Figure contents as structured data:
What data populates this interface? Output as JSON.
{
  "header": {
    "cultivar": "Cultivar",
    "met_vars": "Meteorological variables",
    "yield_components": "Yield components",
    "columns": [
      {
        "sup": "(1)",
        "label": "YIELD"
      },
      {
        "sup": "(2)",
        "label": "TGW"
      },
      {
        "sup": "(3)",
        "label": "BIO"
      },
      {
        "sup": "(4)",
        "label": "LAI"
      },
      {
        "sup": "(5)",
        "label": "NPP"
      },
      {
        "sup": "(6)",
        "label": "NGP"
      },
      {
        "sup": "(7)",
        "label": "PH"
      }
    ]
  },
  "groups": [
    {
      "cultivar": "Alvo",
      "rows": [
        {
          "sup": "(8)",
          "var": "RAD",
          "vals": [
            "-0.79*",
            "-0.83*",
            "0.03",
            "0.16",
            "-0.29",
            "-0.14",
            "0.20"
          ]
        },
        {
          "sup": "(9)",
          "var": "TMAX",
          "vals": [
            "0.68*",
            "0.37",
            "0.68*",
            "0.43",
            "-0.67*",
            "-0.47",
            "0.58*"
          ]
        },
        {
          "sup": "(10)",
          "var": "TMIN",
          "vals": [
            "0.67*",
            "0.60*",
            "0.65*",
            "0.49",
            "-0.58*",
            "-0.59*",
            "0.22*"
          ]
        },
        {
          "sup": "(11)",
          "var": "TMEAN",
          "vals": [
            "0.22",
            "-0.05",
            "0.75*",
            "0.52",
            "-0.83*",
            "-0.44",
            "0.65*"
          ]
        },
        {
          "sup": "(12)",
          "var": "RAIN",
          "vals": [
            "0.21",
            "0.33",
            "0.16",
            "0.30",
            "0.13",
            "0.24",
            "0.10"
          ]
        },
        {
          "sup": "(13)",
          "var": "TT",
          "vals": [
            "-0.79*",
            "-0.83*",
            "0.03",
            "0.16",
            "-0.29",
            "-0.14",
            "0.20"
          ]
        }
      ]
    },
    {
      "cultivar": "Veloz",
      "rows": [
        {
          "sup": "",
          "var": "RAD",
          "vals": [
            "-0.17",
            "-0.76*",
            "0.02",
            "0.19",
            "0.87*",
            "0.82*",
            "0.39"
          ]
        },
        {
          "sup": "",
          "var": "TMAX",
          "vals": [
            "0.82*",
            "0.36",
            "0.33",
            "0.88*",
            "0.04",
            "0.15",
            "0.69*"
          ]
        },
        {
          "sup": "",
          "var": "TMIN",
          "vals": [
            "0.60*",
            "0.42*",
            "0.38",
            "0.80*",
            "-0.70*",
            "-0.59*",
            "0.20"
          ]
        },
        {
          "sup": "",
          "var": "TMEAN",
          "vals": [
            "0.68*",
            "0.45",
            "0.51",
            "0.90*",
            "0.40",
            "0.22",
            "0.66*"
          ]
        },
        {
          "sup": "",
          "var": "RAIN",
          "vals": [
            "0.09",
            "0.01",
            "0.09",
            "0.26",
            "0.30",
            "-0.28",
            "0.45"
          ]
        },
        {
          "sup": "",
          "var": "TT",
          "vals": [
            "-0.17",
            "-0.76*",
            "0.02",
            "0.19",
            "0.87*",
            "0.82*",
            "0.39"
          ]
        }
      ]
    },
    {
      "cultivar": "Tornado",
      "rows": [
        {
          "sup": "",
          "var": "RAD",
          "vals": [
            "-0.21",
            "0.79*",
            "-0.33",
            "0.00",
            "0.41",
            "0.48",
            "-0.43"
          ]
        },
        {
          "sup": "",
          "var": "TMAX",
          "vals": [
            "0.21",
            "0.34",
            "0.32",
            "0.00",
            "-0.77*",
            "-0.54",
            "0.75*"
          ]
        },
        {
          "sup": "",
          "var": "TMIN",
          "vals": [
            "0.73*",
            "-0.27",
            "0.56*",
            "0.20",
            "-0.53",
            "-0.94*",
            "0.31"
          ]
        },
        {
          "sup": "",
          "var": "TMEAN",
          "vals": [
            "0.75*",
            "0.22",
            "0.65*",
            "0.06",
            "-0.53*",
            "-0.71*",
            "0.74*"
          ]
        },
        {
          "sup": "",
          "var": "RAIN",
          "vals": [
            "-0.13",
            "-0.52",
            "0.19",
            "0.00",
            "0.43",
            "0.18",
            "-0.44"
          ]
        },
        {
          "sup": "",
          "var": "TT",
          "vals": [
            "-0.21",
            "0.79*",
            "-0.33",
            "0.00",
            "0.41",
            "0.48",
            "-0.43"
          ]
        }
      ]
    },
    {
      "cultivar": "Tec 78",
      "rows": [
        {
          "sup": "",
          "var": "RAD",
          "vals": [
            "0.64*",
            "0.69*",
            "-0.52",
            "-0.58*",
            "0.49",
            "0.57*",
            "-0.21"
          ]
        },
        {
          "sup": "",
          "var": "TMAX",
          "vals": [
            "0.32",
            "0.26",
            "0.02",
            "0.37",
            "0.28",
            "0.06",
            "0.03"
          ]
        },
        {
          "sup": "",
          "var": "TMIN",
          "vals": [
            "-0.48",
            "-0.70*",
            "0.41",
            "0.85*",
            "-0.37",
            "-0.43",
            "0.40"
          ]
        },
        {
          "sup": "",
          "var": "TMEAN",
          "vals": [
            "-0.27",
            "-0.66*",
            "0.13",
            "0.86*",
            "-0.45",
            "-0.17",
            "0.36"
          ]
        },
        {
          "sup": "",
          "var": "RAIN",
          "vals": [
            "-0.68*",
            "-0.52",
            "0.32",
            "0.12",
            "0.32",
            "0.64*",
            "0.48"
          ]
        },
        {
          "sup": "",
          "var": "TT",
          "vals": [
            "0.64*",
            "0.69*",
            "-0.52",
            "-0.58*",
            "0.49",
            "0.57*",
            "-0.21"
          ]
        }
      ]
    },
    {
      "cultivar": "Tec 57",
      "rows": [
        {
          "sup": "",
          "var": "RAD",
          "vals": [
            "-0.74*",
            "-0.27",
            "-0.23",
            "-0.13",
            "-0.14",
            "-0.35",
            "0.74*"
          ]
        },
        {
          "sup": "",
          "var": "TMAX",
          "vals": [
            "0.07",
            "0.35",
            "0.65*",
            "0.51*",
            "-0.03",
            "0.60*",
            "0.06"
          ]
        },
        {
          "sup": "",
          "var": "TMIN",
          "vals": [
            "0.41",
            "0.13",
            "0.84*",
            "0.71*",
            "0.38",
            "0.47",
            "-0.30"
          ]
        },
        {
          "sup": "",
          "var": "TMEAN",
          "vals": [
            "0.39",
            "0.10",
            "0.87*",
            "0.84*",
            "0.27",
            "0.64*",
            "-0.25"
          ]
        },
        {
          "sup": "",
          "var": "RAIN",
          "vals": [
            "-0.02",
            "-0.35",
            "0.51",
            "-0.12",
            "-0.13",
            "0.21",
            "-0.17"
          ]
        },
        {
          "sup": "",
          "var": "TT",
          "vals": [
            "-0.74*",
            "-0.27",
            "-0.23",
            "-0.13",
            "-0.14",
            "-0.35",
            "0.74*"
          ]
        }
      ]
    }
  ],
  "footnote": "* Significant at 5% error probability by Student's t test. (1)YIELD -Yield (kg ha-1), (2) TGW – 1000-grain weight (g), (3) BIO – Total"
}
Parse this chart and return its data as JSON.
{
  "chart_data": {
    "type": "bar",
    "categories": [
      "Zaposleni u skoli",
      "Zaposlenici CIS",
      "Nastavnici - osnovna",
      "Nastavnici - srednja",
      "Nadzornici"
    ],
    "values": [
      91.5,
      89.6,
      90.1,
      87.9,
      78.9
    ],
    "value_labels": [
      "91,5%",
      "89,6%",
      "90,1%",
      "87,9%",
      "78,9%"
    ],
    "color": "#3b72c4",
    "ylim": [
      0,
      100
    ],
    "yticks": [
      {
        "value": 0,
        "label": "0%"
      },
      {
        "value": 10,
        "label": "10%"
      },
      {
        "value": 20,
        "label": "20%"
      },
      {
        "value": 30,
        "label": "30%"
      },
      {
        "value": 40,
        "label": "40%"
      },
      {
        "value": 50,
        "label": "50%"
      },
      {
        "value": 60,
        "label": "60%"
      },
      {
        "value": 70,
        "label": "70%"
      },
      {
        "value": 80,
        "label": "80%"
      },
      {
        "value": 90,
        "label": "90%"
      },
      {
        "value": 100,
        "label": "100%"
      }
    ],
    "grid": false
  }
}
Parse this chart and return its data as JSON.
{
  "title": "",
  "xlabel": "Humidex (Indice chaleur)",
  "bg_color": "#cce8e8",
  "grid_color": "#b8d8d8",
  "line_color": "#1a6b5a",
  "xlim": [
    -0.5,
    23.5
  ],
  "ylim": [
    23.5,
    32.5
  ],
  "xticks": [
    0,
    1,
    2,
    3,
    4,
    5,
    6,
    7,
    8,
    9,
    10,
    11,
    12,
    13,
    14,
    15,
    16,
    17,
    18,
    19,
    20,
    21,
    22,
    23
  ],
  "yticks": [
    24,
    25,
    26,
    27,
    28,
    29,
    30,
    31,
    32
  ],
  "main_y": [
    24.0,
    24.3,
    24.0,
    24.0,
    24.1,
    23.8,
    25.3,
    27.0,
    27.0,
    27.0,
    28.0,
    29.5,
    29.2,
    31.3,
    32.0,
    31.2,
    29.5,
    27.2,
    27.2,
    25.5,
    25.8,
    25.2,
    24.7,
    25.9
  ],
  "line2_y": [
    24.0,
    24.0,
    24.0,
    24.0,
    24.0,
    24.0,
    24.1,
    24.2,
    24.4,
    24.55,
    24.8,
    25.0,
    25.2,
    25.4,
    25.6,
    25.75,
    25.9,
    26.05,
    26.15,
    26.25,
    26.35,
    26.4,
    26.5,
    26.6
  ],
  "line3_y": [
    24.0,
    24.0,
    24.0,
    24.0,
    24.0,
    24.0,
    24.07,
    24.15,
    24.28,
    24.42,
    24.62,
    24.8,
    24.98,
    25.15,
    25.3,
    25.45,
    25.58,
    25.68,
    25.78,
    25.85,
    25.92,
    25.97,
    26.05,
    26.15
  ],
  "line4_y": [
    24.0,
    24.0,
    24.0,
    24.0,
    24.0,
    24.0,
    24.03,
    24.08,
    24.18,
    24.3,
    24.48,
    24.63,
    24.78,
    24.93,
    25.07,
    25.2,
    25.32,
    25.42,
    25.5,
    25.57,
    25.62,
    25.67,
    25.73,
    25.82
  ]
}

Given exercise: Look through the listing above. Pick out each line with "cultivar" and copy it.

Exercise response:
    "cultivar": "Cultivar",
      "cultivar": "Alvo",
      "cultivar": "Veloz",
      "cultivar": "Tornado",
      "cultivar": "Tec 78",
      "cultivar": "Tec 57",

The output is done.